*WORK TO DO:* Your task is to output the entries below word for word.

------

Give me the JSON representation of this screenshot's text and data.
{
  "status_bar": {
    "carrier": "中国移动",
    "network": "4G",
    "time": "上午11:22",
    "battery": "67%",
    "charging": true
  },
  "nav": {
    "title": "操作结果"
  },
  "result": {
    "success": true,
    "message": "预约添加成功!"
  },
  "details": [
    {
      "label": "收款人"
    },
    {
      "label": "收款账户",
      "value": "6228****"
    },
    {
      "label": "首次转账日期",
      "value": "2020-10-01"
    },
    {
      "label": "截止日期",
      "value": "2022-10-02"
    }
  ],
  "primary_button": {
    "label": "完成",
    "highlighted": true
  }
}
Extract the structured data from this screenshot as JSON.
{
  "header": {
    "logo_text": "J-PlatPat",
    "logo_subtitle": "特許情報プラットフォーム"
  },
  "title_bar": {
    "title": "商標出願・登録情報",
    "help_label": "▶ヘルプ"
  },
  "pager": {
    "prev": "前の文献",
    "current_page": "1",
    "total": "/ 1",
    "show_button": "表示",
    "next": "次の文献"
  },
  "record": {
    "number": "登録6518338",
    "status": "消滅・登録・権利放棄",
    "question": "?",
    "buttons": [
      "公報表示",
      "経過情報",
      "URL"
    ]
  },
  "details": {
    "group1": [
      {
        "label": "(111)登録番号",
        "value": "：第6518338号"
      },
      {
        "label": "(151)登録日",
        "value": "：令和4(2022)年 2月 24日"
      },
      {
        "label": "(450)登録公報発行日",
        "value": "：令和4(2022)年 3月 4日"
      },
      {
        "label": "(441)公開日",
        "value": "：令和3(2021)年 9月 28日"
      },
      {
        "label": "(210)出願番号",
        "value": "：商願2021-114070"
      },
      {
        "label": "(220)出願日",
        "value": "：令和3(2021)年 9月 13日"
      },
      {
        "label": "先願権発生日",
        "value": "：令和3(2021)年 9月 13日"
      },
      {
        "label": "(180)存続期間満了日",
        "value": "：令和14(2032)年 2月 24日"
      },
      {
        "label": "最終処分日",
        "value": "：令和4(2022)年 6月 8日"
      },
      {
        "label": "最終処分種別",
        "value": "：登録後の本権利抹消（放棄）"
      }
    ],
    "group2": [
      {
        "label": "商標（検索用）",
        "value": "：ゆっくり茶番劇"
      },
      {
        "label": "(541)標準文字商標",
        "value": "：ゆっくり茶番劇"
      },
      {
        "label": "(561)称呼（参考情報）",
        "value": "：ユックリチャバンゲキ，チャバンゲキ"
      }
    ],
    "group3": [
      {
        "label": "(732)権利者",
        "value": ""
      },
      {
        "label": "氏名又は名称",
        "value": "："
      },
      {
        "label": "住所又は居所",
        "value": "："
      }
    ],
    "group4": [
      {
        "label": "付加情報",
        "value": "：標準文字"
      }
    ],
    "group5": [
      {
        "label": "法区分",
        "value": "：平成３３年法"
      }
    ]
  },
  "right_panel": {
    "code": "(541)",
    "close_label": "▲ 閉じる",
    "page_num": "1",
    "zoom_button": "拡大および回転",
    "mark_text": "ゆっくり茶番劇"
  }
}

------

*EXERCISE SOLUTION:*
Give me the JSON representation of this screenshot's text and data.
{
  "status_bar": {
    "carrier": "中国移动",
    "network": "4G",
    "time": "上午11:22",
    "battery": "67%",
    "charging": true
  },
  "nav": {
    "title": "操作结果"
  },
  "result": {
    "success": true,
    "message": "预约添加成功!"
  },
  "details": [
    {
      "label": "收款人"
    },
    {
      "label": "收款账户",
      "value": "6228****"
    },
    {
      "label": "首次转账日期",
      "value": "2020-10-01"
    },
    {
      "label": "截止日期",
      "value": "2022-10-02"
    }
  ],
  "primary_button": {
    "label": "完成",
    "highlighted": true
  }
}
Extract the structured data from this screenshot as JSON.
{
  "header": {
    "logo_text": "J-PlatPat",
    "logo_subtitle": "特許情報プラットフォーム"
  },
  "title_bar": {
    "title": "商標出願・登録情報",
    "help_label": "▶ヘルプ"
  },
  "pager": {
    "prev": "前の文献",
    "current_page": "1",
    "total": "/ 1",
    "show_button": "表示",
    "next": "次の文献"
  },
  "record": {
    "number": "登録6518338",
    "status": "消滅・登録・権利放棄",
    "question": "?",
    "buttons": [
      "公報表示",
      "経過情報",
      "URL"
    ]
  },
  "details": {
    "group1": [
      {
        "label": "(111)登録番号",
        "value": "：第6518338号"
      },
      {
        "label": "(151)登録日",
        "value": "：令和4(2022)年 2月 24日"
      },
      {
        "label": "(450)登録公報発行日",
        "value": "：令和4(2022)年 3月 4日"
      },
      {
        "label": "(441)公開日",
        "value": "：令和3(2021)年 9月 28日"
      },
      {
        "label": "(210)出願番号",
        "value": "：商願2021-114070"
      },
      {
        "label": "(220)出願日",
        "value": "：令和3(2021)年 9月 13日"
      },
      {
        "label": "先願権発生日",
        "value": "：令和3(2021)年 9月 13日"
      },
      {
        "label": "(180)存続期間満了日",
        "value": "：令和14(2032)年 2月 24日"
      },
      {
        "label": "最終処分日",
        "value": "：令和4(2022)年 6月 8日"
      },
      {
        "label": "最終処分種別",
        "value": "：登録後の本権利抹消（放棄）"
      }
    ],
    "group2": [
      {
        "label": "商標（検索用）",
        "value": "：ゆっくり茶番劇"
      },
      {
        "label": "(541)標準文字商標",
        "value": "：ゆっくり茶番劇"
      },
      {
        "label": "(561)称呼（参考情報）",
        "value": "：ユックリチャバンゲキ，チャバンゲキ"
      }
    ],
    "group3": [
      {
        "label": "(732)権利者",
        "value": ""
      },
      {
        "label": "氏名又は名称",
        "value": "："
      },
      {
        "label": "住所又は居所",
        "value": "："
      }
    ],
    "group4": [
      {
        "label": "付加情報",
        "value": "：標準文字"
      }
    ],
    "group5": [
      {
        "label": "法区分",
        "value": "：平成３３年法"
      }
    ]
  },
  "right_panel": {
    "code": "(541)",
    "close_label": "▲ 閉じる",
    "page_num": "1",
    "zoom_button": "拡大および回転",
    "mark_text": "ゆっくり茶番劇"
  }
}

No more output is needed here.